# Goal
Copy out, from the entries below, each line holding the string "Größe".

# The records
§

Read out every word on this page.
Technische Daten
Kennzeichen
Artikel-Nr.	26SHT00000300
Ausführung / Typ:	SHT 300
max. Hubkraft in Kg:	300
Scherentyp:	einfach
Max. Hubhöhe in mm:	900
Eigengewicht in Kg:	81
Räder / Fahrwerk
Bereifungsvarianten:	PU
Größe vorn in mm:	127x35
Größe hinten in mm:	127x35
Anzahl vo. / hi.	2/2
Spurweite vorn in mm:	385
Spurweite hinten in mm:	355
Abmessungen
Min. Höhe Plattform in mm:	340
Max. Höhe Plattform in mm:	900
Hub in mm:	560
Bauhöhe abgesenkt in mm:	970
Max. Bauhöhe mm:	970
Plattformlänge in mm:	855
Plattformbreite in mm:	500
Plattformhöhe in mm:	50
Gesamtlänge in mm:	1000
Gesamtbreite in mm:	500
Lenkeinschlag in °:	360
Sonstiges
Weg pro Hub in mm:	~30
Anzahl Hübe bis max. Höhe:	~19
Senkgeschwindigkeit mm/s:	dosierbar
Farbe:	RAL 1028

§

# Answer to the problem
Größe vorn in mm:	127x35
Größe hinten in mm:	127x35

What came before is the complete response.